**REQUIREMENT**
Please set down all the lines beneath this one exactly, without the pictures.
═════ DATA IN THIS EXERCISE ═════
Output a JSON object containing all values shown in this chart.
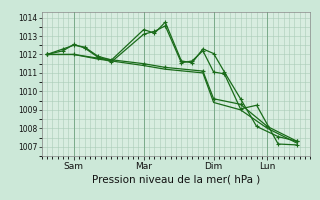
{
  "background_color": "#cce8d8",
  "plot_bg_color": "#d8ede0",
  "grid_color": "#aaccb8",
  "line_color": "#1a6b1a",
  "ylabel_range": [
    1006.5,
    1014.3
  ],
  "yticks": [
    1007,
    1008,
    1009,
    1010,
    1011,
    1012,
    1013,
    1014
  ],
  "xlabel": "Pression niveau de la mer( hPa )",
  "xtick_labels": [
    "Sam",
    "Mar",
    "Dim",
    "Lun"
  ],
  "xtick_positions": [
    0.12,
    0.38,
    0.64,
    0.84
  ],
  "series1_x": [
    0.02,
    0.08,
    0.12,
    0.16,
    0.21,
    0.26,
    0.38,
    0.42,
    0.46,
    0.52,
    0.56,
    0.6,
    0.64,
    0.68,
    0.74,
    0.8,
    0.88,
    0.95
  ],
  "series1_y": [
    1012.0,
    1012.3,
    1012.5,
    1012.4,
    1011.9,
    1011.7,
    1013.35,
    1013.15,
    1013.75,
    1011.65,
    1011.55,
    1012.3,
    1012.05,
    1011.05,
    1009.6,
    1008.1,
    1007.55,
    1007.3
  ],
  "series2_x": [
    0.02,
    0.08,
    0.12,
    0.16,
    0.21,
    0.26,
    0.38,
    0.42,
    0.46,
    0.52,
    0.56,
    0.6,
    0.64,
    0.68,
    0.74,
    0.8,
    0.88,
    0.95
  ],
  "series2_y": [
    1012.0,
    1012.2,
    1012.55,
    1012.35,
    1011.85,
    1011.6,
    1013.1,
    1013.25,
    1013.55,
    1011.55,
    1011.65,
    1012.2,
    1011.05,
    1010.95,
    1009.05,
    1009.25,
    1007.15,
    1007.1
  ],
  "series3_x": [
    0.02,
    0.12,
    0.21,
    0.38,
    0.46,
    0.6,
    0.64,
    0.74,
    0.84,
    0.95
  ],
  "series3_y": [
    1012.0,
    1012.0,
    1011.8,
    1011.5,
    1011.3,
    1011.1,
    1009.6,
    1009.3,
    1008.1,
    1007.3
  ],
  "series4_x": [
    0.02,
    0.12,
    0.21,
    0.38,
    0.46,
    0.6,
    0.64,
    0.74,
    0.84,
    0.95
  ],
  "series4_y": [
    1012.0,
    1012.0,
    1011.75,
    1011.4,
    1011.2,
    1011.0,
    1009.4,
    1009.0,
    1008.0,
    1007.2
  ]
}
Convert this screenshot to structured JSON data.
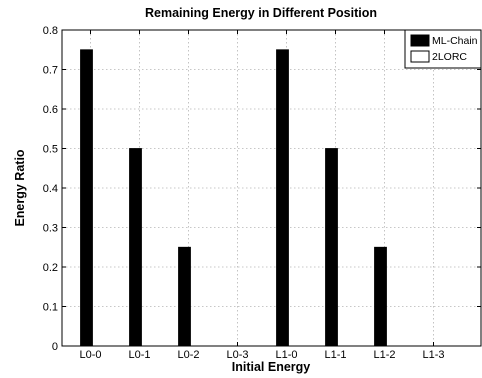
{
  "chart_data": {
    "type": "bar",
    "title": "Remaining Energy in Different Position",
    "xlabel": "Initial Energy",
    "ylabel": "Energy Ratio",
    "categories": [
      "L0-0",
      "L0-1",
      "L0-2",
      "L0-3",
      "L1-0",
      "L1-1",
      "L1-2",
      "L1-3"
    ],
    "series": [
      {
        "name": "ML-Chain",
        "values": [
          0.75,
          0.5,
          0.25,
          0,
          0.75,
          0.5,
          0.25,
          0
        ],
        "color": "#000000"
      },
      {
        "name": "2LORC",
        "values": [
          0,
          0,
          0,
          0,
          0,
          0,
          0,
          0
        ],
        "color": "#ffffff"
      }
    ],
    "ylim": [
      0,
      0.8
    ],
    "yticks": [
      "0",
      "0.1",
      "0.2",
      "0.3",
      "0.4",
      "0.5",
      "0.6",
      "0.7",
      "0.8"
    ],
    "grid": true,
    "legend_position": "top-right"
  }
}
═════
**FINAL ANSWER**
Output a JSON object containing all values shown in this chart.
{
  "background_color": "#cce8d8",
  "plot_bg_color": "#d8ede0",
  "grid_color": "#aaccb8",
  "line_color": "#1a6b1a",
  "ylabel_range": [
    1006.5,
    1014.3
  ],
  "yticks": [
    1007,
    1008,
    1009,
    1010,
    1011,
    1012,
    1013,
    1014
  ],
  "xlabel": "Pression niveau de la mer( hPa )",
  "xtick_labels": [
    "Sam",
    "Mar",
    "Dim",
    "Lun"
  ],
  "xtick_positions": [
    0.12,
    0.38,
    0.64,
    0.84
  ],
  "series1_x": [
    0.02,
    0.08,
    0.12,
    0.16,
    0.21,
    0.26,
    0.38,
    0.42,
    0.46,
    0.52,
    0.56,
    0.6,
    0.64,
    0.68,
    0.74,
    0.8,
    0.88,
    0.95
  ],
  "series1_y": [
    1012.0,
    1012.3,
    1012.5,
    1012.4,
    1011.9,
    1011.7,
    1013.35,
    1013.15,
    1013.75,
    1011.65,
    1011.55,
    1012.3,
    1012.05,
    1011.05,
    1009.6,
    1008.1,
    1007.55,
    1007.3
  ],
  "series2_x": [
    0.02,
    0.08,
    0.12,
    0.16,
    0.21,
    0.26,
    0.38,
    0.42,
    0.46,
    0.52,
    0.56,
    0.6,
    0.64,
    0.68,
    0.74,
    0.8,
    0.88,
    0.95
  ],
  "series2_y": [
    1012.0,
    1012.2,
    1012.55,
    1012.35,
    1011.85,
    1011.6,
    1013.1,
    1013.25,
    1013.55,
    1011.55,
    1011.65,
    1012.2,
    1011.05,
    1010.95,
    1009.05,
    1009.25,
    1007.15,
    1007.1
  ],
  "series3_x": [
    0.02,
    0.12,
    0.21,
    0.38,
    0.46,
    0.6,
    0.64,
    0.74,
    0.84,
    0.95
  ],
  "series3_y": [
    1012.0,
    1012.0,
    1011.8,
    1011.5,
    1011.3,
    1011.1,
    1009.6,
    1009.3,
    1008.1,
    1007.3
  ],
  "series4_x": [
    0.02,
    0.12,
    0.21,
    0.38,
    0.46,
    0.6,
    0.64,
    0.74,
    0.84,
    0.95
  ],
  "series4_y": [
    1012.0,
    1012.0,
    1011.75,
    1011.4,
    1011.2,
    1011.0,
    1009.4,
    1009.0,
    1008.0,
    1007.2
  ]
}
Convert this screenshot to structured JSON data.
{
  "chart_data": {
    "type": "bar",
    "title": "Remaining Energy in Different Position",
    "xlabel": "Initial Energy",
    "ylabel": "Energy Ratio",
    "categories": [
      "L0-0",
      "L0-1",
      "L0-2",
      "L0-3",
      "L1-0",
      "L1-1",
      "L1-2",
      "L1-3"
    ],
    "series": [
      {
        "name": "ML-Chain",
        "values": [
          0.75,
          0.5,
          0.25,
          0,
          0.75,
          0.5,
          0.25,
          0
        ],
        "color": "#000000"
      },
      {
        "name": "2LORC",
        "values": [
          0,
          0,
          0,
          0,
          0,
          0,
          0,
          0
        ],
        "color": "#ffffff"
      }
    ],
    "ylim": [
      0,
      0.8
    ],
    "yticks": [
      "0",
      "0.1",
      "0.2",
      "0.3",
      "0.4",
      "0.5",
      "0.6",
      "0.7",
      "0.8"
    ],
    "grid": true,
    "legend_position": "top-right"
  }
}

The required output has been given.